◆ Task to carry out:
Select all lines with the string "тебя" in them, and copy those lines.

-- Exercise material start --

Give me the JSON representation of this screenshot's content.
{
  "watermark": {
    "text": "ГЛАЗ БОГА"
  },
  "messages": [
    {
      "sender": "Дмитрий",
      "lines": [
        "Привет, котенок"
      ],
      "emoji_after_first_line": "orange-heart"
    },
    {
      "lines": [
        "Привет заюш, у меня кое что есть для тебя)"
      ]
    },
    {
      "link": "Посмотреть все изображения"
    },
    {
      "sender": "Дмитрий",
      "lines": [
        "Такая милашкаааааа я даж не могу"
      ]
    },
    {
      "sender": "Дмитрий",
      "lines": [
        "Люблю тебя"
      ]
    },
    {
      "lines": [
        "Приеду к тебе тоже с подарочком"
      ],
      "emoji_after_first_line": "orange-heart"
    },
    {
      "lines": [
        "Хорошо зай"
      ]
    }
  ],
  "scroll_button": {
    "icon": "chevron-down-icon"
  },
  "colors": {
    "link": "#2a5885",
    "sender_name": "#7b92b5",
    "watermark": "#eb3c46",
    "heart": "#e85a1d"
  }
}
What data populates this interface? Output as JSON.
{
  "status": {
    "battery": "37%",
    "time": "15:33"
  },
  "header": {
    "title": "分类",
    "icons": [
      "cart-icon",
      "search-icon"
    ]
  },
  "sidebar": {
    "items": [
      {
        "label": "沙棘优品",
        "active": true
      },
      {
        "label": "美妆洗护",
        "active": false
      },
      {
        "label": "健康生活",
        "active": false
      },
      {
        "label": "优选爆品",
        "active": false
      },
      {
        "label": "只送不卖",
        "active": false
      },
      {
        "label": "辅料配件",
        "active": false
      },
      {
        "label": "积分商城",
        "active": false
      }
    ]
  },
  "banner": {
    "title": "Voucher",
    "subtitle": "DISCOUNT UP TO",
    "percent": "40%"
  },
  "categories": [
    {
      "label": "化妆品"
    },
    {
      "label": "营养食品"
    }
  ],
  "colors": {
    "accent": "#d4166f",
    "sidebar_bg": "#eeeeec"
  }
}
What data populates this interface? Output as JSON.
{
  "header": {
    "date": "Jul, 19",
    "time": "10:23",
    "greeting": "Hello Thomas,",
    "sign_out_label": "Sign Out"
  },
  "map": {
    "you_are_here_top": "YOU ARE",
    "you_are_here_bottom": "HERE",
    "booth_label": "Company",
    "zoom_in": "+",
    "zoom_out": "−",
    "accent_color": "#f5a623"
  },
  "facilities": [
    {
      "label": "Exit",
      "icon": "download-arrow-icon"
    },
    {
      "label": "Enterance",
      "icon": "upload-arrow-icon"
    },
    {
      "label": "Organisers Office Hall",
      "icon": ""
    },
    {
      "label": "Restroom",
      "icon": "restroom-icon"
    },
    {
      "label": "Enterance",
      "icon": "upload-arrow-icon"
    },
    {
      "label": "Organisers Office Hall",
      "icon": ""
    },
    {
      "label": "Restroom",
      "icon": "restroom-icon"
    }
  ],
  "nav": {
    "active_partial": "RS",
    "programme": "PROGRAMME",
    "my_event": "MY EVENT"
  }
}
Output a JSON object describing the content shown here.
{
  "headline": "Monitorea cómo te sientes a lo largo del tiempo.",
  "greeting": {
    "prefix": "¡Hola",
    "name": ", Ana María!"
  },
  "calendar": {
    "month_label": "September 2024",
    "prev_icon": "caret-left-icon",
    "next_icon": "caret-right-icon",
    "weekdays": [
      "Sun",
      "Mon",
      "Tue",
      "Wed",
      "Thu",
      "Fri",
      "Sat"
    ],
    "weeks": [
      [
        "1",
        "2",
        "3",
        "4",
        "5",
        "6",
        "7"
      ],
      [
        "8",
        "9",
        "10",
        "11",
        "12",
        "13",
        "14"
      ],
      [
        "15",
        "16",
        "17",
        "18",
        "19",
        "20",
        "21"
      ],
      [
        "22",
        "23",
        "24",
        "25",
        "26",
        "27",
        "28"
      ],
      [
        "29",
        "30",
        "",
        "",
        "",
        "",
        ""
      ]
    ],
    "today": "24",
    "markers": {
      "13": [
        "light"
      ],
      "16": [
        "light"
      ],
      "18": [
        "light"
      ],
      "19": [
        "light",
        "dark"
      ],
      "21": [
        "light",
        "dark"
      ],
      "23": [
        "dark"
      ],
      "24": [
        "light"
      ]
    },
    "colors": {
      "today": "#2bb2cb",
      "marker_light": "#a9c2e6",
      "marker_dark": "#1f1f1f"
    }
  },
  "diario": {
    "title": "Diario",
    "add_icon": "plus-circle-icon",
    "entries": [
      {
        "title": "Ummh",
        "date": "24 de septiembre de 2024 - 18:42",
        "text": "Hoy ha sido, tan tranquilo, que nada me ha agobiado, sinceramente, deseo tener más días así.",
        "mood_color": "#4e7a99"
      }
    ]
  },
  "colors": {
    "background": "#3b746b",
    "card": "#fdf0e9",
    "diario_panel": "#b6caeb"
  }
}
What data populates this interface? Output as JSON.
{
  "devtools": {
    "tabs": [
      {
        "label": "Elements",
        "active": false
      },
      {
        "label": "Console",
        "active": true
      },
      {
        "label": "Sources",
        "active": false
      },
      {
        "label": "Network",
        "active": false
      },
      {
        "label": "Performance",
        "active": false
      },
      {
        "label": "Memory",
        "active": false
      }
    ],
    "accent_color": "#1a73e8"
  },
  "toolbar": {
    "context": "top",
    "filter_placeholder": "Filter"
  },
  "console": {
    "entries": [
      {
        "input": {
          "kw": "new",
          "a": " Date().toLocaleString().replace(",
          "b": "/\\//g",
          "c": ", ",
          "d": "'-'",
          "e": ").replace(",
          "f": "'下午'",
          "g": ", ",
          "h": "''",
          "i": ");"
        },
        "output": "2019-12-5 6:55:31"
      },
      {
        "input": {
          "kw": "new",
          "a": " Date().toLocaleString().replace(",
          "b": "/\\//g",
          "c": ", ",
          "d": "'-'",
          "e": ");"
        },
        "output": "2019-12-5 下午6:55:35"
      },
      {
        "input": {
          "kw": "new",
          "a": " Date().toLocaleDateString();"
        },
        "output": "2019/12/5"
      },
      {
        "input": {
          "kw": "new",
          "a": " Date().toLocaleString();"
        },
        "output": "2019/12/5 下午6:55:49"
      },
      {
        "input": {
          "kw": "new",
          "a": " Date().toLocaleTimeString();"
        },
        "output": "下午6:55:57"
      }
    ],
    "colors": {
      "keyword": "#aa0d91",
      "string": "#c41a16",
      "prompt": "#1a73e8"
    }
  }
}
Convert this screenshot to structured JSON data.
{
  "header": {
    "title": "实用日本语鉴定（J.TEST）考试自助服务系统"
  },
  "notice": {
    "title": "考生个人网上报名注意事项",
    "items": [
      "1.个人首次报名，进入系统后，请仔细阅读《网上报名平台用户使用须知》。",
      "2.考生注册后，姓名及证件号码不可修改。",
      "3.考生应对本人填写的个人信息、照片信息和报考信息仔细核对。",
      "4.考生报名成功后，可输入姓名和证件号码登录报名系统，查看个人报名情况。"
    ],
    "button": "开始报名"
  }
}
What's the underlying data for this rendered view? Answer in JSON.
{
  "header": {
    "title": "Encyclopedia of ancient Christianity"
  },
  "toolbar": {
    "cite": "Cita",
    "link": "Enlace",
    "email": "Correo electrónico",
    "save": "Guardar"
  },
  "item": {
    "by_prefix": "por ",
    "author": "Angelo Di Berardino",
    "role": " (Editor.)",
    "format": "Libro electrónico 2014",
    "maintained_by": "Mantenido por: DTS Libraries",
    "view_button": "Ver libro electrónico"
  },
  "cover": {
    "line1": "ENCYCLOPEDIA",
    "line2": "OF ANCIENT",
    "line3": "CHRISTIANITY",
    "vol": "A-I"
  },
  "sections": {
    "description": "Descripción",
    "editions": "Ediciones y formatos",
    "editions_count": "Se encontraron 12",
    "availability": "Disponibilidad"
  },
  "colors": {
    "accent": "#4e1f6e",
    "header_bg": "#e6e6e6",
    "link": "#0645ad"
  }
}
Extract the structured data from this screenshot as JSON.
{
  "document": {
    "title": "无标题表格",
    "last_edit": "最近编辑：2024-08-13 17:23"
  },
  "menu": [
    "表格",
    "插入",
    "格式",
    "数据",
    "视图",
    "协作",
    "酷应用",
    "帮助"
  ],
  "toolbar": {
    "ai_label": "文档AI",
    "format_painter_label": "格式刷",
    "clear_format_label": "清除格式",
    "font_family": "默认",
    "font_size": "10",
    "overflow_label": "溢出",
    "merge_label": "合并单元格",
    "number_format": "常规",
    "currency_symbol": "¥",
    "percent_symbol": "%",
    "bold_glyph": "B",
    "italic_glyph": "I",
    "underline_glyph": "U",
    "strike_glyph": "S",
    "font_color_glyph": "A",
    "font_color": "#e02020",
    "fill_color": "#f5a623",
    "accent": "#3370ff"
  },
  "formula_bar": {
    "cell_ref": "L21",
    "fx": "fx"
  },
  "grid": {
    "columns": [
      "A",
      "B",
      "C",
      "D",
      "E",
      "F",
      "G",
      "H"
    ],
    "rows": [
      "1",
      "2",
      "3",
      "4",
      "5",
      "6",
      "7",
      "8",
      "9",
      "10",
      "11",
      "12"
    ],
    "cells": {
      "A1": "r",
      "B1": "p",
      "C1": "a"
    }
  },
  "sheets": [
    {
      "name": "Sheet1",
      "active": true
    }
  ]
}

-- Exercise material end --

◆ Answer to the exercise:
        "Привет заюш, у меня кое что есть для тебя)"
        "Люблю тебя"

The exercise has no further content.